Stored records:
++++++++++++++++++++

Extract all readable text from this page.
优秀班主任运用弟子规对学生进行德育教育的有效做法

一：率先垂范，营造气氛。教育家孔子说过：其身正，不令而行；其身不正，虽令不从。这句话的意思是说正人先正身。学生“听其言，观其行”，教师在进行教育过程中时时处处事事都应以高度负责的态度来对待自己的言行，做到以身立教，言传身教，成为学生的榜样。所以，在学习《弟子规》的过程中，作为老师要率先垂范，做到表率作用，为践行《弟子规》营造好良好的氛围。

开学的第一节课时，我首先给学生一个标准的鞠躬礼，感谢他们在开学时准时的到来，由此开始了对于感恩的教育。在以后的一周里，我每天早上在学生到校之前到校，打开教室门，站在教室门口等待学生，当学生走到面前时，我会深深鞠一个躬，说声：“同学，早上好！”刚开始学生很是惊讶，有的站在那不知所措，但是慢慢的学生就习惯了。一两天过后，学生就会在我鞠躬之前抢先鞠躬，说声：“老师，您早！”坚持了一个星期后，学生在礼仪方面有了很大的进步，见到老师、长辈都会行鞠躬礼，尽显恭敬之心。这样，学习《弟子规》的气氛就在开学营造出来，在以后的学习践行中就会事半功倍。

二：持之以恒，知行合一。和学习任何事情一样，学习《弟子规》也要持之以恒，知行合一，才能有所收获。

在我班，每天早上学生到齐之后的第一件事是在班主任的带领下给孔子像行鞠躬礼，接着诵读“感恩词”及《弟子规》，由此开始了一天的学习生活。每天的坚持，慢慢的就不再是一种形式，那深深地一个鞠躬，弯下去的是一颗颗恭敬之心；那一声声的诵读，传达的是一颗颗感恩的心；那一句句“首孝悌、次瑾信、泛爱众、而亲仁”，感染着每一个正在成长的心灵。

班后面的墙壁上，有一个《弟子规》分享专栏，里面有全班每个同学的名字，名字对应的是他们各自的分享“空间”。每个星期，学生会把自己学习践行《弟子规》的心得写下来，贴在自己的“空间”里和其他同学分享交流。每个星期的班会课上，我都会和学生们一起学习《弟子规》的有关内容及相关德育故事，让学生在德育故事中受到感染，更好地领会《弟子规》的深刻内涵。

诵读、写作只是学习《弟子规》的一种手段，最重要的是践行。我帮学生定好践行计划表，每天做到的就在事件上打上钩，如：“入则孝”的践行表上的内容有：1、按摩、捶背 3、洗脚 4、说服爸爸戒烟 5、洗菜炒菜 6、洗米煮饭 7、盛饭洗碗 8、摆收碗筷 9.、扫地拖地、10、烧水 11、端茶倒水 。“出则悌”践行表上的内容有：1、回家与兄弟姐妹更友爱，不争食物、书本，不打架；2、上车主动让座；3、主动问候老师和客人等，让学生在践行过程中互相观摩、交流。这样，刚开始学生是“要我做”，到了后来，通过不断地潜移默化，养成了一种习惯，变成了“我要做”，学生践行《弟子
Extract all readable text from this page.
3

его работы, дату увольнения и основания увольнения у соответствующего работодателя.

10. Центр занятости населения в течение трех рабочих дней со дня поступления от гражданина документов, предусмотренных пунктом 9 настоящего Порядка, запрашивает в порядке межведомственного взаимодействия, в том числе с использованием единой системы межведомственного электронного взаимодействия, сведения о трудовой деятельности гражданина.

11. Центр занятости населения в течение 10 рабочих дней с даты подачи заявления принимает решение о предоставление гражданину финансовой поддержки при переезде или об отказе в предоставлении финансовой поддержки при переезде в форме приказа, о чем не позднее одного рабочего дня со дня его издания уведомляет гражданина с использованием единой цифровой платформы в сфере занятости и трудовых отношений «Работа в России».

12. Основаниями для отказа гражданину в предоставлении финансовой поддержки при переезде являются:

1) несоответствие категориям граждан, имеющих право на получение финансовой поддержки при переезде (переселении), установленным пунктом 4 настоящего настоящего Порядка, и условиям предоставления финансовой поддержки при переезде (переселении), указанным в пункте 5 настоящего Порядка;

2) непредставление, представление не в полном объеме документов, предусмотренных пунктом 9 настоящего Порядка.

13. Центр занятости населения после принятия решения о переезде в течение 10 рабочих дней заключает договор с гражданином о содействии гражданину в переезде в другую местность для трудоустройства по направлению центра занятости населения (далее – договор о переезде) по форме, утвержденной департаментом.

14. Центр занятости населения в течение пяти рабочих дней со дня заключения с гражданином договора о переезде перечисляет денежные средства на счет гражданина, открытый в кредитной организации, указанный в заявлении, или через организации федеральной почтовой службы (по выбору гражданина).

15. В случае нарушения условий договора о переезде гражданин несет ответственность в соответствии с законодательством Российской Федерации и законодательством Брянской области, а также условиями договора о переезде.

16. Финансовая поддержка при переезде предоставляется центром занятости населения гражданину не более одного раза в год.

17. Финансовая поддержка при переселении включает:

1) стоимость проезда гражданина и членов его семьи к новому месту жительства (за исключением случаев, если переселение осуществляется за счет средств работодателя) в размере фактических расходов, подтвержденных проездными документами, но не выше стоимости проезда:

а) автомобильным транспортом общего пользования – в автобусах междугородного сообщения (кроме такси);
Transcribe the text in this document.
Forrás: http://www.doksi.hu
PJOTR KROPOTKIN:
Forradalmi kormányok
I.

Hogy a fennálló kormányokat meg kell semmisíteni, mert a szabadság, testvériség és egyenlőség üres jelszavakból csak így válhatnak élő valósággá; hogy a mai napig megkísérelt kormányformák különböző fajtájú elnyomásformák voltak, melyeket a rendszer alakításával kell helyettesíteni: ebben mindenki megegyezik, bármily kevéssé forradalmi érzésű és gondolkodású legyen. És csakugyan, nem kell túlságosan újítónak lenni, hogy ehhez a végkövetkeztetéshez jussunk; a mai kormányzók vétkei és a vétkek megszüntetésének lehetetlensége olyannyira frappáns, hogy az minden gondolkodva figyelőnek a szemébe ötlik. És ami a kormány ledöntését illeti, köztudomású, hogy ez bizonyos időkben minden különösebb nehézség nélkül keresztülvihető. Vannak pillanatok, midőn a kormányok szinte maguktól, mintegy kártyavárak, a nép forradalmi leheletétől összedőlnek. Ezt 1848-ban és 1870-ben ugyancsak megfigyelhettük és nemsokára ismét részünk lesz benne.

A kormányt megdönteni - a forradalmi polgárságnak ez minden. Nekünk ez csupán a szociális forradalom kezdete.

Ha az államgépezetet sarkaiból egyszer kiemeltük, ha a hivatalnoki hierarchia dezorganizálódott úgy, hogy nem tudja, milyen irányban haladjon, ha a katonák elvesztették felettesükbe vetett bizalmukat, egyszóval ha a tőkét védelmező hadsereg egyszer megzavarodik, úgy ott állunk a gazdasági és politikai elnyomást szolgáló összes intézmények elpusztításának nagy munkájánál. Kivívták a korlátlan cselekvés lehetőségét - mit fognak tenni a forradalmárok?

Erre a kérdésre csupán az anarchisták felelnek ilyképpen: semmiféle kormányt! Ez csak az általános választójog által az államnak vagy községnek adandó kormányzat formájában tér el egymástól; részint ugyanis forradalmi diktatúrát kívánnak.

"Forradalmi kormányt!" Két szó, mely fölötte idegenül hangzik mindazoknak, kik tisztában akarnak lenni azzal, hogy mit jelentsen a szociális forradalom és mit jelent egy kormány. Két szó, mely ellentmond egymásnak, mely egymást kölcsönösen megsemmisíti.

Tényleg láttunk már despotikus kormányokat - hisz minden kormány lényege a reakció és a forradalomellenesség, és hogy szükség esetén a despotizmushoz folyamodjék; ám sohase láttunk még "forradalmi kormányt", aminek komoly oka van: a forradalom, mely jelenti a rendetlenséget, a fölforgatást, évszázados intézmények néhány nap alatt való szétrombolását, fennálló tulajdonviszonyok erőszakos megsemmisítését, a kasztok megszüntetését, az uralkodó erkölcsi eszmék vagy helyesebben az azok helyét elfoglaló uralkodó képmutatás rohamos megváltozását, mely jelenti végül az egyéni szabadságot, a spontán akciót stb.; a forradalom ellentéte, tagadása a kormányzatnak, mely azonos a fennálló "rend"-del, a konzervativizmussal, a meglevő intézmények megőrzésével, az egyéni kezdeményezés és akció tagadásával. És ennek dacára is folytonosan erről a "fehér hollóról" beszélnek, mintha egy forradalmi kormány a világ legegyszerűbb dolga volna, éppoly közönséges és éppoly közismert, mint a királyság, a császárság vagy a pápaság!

++++++++++++++++++++

#### Directions for this task
Search the entries for the string "csupán" and collect each line that has it.

#### Task response
A kormányt megdönteni - a forradalmi polgárságnak ez minden. Nekünk ez csupán a szociális forradalom kezdete.
Erre a kérdésre csupán az anarchisták felelnek ilyképpen: semmiféle kormányt! Ez csak az általános választójog által az államnak vagy községnek adandó kormányzat formájában tér el egymástól; részint ugyanis forradalmi diktatúrát kívánnak.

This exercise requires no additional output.